» **Requirement**:
From the listing below, extract each line containing the string "JSON".

━━━━━ Information given ━━━━━

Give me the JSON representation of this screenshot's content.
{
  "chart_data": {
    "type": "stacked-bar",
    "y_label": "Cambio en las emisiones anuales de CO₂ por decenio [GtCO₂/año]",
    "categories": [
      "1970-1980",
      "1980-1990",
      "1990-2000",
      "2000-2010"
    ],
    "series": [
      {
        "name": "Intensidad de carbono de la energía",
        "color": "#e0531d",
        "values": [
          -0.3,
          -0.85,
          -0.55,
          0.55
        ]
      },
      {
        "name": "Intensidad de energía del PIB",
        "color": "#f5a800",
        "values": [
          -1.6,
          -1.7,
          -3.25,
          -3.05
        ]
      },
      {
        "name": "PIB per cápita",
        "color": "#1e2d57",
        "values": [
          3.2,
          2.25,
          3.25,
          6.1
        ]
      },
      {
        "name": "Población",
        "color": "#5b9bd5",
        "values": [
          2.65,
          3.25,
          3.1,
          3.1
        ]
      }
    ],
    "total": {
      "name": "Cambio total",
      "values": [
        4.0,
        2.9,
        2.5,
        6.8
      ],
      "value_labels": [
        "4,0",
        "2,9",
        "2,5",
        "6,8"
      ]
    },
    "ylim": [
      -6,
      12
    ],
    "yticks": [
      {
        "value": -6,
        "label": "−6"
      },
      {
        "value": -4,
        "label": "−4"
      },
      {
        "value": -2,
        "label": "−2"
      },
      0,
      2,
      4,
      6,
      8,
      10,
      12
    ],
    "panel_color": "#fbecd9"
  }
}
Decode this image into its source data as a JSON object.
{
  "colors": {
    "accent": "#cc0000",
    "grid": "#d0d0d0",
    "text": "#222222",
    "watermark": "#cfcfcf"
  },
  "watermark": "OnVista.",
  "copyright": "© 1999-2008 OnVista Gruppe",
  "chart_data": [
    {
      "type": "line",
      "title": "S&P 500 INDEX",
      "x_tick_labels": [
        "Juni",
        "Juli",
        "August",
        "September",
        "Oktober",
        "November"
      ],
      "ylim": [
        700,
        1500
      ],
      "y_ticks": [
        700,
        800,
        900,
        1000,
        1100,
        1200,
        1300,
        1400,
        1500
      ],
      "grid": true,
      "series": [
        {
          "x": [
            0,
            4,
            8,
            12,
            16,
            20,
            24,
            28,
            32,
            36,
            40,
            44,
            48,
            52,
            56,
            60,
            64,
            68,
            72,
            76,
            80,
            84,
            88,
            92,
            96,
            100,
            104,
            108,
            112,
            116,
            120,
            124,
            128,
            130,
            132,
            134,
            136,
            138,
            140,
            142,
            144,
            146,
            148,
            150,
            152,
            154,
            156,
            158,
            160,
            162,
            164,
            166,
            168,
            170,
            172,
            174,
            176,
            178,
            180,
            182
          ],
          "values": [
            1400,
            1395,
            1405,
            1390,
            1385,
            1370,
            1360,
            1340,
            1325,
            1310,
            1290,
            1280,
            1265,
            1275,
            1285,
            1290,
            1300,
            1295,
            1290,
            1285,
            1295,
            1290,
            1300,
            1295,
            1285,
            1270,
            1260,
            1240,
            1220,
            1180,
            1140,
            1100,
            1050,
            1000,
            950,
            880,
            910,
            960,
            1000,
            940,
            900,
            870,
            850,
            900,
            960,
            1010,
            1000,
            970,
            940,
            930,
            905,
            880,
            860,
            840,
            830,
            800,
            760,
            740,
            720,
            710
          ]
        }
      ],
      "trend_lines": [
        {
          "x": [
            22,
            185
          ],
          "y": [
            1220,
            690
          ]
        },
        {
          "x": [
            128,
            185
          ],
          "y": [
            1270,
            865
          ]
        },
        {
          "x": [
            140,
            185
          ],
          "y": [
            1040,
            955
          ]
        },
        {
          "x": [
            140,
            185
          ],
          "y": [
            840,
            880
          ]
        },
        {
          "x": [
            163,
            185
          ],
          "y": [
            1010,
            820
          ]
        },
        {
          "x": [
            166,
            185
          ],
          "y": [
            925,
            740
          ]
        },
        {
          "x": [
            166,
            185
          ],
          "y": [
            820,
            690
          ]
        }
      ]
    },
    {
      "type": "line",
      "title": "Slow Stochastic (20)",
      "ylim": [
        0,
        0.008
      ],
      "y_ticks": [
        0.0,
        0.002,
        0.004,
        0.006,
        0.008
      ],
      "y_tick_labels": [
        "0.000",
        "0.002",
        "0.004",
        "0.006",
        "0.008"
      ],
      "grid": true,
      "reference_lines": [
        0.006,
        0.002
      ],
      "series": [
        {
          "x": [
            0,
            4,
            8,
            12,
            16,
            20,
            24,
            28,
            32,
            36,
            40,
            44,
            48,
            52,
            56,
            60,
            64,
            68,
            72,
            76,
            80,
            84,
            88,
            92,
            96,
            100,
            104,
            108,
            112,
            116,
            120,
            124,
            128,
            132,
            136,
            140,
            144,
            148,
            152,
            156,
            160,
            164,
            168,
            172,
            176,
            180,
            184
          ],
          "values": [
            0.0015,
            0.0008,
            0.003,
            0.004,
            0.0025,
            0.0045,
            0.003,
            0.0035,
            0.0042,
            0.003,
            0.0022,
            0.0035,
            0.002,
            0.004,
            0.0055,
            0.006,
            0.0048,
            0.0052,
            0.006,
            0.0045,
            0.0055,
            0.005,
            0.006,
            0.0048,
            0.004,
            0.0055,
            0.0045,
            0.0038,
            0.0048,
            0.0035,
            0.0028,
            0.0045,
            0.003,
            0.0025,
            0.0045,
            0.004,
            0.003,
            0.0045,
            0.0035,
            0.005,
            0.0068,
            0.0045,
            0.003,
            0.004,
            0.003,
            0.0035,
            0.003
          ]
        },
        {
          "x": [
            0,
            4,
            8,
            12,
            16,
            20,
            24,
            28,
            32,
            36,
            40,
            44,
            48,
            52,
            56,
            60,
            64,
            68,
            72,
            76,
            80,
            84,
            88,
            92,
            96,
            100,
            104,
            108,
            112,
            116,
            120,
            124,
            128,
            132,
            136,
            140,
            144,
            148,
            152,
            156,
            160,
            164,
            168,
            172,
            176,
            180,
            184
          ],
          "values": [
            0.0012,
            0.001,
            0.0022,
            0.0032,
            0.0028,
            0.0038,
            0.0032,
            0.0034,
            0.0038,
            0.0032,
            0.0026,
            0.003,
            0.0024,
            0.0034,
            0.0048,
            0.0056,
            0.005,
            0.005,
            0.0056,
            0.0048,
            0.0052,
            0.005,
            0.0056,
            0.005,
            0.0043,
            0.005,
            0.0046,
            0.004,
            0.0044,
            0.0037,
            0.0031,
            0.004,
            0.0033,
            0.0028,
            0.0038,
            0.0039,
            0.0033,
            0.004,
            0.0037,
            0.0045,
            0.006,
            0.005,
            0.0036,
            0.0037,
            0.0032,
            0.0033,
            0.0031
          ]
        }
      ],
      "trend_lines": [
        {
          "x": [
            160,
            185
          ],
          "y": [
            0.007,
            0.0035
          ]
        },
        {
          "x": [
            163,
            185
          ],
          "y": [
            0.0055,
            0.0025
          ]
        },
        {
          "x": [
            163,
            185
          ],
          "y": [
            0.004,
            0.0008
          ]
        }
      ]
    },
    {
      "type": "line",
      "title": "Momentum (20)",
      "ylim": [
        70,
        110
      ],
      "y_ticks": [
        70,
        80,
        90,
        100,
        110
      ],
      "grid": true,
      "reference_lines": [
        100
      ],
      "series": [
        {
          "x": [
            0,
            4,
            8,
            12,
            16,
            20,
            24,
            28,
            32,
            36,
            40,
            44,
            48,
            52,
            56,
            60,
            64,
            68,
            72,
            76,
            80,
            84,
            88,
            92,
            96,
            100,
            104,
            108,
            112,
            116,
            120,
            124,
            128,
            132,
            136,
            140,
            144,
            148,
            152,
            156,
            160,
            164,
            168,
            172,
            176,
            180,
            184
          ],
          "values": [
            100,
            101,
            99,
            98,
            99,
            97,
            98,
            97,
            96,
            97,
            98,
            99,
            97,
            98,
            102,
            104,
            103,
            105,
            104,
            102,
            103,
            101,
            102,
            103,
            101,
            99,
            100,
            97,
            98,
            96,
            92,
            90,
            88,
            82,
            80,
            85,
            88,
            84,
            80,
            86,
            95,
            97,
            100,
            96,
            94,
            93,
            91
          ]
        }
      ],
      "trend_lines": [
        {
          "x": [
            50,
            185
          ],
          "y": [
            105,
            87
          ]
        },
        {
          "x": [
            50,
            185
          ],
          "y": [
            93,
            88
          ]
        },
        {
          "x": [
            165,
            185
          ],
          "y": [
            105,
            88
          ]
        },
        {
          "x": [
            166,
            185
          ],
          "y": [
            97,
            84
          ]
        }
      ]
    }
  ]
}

━━━━━

» **Result below**:
Give me the JSON representation of this screenshot's content.
Decode this image into its source data as a JSON object.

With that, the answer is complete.